Regulators continue to be opposed

Despite the growing body of evidence for mandatory reporting, the Canadian Securities Administrators – the network of provincial securities commissions – is adamant that its pause will continue. “The pause remains in effect until otherwise signaled by the CSA,” a spokesperson writes in an email to Corporate Knights.

One of the barriers to mandatory climate reporting in Canada is the power of the oil and gas industry, which has opposed mandatory reporting on climate scenario analysis and end-use emissions. Corporate reporting issues are also complicated by the recent oil-pipeline and carbon-capture agreement between Alberta and the federal government. By significantly raising oil-sands production without assurance of long-term demand or guaranteed carbon dioxide reduction, the agreement raises the industry’s climate risks.

The Alberta Securities Commission has expressed skepticism about mandatory climate reporting, saying disclosure costs are high for small companies, disclosure increases liability concerns, and mandatory reporting could hurt the industry’s competitiveness with the United States. Since the Canadian Securities Administrators is a network of provincial securities commissions, large provinces like Alberta can veto changes.

In a commentary published in the Toronto Star, Koskinen and Tisch responded to the Alberta Securities Commission’s concerns. They argue that mandatory climate reporting should be phased in, starting with large companies that are responsible for the majority of Canada’s carbon dioxide emissions. They also argue that the focus should be on “straightforward and impactful” information, such as direct Scope 1 and 2 greenhouse gas emissions.

* THE DATA
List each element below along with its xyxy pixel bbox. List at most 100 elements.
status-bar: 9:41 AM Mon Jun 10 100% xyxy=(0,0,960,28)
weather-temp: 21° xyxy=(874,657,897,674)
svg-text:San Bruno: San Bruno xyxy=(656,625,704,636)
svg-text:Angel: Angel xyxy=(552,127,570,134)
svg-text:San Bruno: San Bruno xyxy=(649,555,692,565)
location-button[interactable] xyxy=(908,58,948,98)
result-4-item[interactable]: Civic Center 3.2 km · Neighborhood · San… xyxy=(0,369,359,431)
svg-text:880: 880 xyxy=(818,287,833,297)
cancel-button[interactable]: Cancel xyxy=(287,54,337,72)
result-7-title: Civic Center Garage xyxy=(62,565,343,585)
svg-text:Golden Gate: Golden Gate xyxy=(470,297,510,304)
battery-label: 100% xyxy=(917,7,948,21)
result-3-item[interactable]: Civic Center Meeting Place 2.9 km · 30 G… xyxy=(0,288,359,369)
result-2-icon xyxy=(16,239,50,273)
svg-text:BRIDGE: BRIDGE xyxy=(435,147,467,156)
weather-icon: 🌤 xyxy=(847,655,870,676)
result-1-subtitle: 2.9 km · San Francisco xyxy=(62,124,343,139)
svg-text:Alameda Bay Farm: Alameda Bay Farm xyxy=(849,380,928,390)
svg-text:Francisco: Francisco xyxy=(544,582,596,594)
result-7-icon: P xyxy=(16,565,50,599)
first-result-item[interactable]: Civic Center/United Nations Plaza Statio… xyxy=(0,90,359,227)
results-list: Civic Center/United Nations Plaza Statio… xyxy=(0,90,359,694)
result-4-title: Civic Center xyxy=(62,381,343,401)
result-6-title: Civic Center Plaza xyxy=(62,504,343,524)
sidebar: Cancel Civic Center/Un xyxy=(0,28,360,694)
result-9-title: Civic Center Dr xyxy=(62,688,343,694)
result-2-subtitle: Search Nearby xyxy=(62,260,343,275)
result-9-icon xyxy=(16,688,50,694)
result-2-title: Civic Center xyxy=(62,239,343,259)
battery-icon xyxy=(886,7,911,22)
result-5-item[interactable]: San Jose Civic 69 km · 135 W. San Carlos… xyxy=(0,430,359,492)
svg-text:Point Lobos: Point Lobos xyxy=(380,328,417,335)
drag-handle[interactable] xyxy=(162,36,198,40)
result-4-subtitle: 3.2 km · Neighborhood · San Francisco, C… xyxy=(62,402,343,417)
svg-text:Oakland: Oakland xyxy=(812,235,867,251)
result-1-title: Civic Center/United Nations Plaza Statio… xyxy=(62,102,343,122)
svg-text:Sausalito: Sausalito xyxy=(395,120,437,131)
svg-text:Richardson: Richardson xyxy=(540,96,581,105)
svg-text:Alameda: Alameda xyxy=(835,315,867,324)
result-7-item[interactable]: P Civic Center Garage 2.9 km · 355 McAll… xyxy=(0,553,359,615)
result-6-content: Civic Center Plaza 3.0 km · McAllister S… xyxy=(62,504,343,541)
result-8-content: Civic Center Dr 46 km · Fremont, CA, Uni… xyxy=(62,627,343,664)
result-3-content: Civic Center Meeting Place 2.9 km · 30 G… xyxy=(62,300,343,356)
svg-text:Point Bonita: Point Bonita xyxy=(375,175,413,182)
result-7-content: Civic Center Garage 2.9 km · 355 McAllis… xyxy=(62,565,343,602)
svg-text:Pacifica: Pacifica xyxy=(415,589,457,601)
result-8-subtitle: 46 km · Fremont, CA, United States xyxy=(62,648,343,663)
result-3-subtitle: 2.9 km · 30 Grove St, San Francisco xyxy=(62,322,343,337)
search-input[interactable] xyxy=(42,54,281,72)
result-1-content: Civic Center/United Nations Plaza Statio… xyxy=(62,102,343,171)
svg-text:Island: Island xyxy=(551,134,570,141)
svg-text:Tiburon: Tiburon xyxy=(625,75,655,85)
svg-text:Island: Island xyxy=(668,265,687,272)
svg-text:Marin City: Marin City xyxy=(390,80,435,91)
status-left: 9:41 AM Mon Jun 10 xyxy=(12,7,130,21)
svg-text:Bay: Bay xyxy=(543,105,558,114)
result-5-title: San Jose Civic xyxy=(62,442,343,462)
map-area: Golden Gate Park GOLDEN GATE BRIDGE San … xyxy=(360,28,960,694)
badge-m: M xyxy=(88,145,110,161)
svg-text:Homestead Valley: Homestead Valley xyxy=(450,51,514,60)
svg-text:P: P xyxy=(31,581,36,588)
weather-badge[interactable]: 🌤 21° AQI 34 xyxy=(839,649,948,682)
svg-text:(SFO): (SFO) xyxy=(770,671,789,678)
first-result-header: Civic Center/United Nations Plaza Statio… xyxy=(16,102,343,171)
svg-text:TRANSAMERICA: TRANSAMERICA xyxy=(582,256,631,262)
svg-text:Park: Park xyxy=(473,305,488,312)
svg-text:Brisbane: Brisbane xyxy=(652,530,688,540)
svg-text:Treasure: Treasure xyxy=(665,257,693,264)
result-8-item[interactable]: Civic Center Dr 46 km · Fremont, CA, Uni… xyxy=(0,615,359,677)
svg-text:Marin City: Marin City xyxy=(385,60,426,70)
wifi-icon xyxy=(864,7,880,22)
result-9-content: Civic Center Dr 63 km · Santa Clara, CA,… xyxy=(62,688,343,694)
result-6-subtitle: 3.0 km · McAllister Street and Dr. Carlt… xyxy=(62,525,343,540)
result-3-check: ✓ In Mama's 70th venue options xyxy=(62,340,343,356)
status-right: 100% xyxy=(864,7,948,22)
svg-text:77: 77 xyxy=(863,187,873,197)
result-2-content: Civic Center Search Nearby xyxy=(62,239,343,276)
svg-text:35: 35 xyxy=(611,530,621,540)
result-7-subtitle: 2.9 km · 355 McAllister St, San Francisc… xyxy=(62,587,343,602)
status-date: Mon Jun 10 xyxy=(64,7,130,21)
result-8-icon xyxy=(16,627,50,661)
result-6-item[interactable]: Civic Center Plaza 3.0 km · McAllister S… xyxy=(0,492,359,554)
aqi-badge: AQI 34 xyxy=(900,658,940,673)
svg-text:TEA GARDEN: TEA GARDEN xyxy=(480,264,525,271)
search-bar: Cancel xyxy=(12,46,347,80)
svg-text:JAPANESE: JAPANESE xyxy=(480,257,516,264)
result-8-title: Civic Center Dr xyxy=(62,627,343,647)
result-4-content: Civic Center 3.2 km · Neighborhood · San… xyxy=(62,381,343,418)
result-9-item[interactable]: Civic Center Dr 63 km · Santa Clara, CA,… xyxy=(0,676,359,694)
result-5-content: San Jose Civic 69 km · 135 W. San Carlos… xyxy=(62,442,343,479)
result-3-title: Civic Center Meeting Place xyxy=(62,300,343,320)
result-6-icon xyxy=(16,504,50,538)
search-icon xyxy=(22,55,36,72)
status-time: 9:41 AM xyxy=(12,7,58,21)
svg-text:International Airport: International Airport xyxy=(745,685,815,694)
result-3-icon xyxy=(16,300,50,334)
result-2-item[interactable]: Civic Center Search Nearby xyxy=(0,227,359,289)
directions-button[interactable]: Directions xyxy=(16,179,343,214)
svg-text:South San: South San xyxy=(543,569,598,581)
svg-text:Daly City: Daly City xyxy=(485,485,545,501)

* PROBLEM SET
[a] In the climate reporting passage, which industry has opposed mandatory reporting on climate scenario analysis and end-use emissions?
[b] Write out everything in the climate reporting passage from "One of the barriers" down to "industry’s climate risks.", substituting "Ottawa" for "federal government".
The lines have nothing to do with any of this.

* LIST OF SOLUTIONS
[a] The oil and gas industry.

[b]
One of the barriers to mandatory climate reporting in Canada is the power of the oil and gas industry, which has opposed mandatory reporting on climate scenario analysis and end-use emissions. Corporate reporting issues are also complicated by the recent oil-pipeline and carbon-capture agreement between Alberta and the Ottawa. By significantly raising oil-sands production without assurance of long-term demand or guaranteed carbon dioxide reduction, the agreement raises the industry’s climate risks.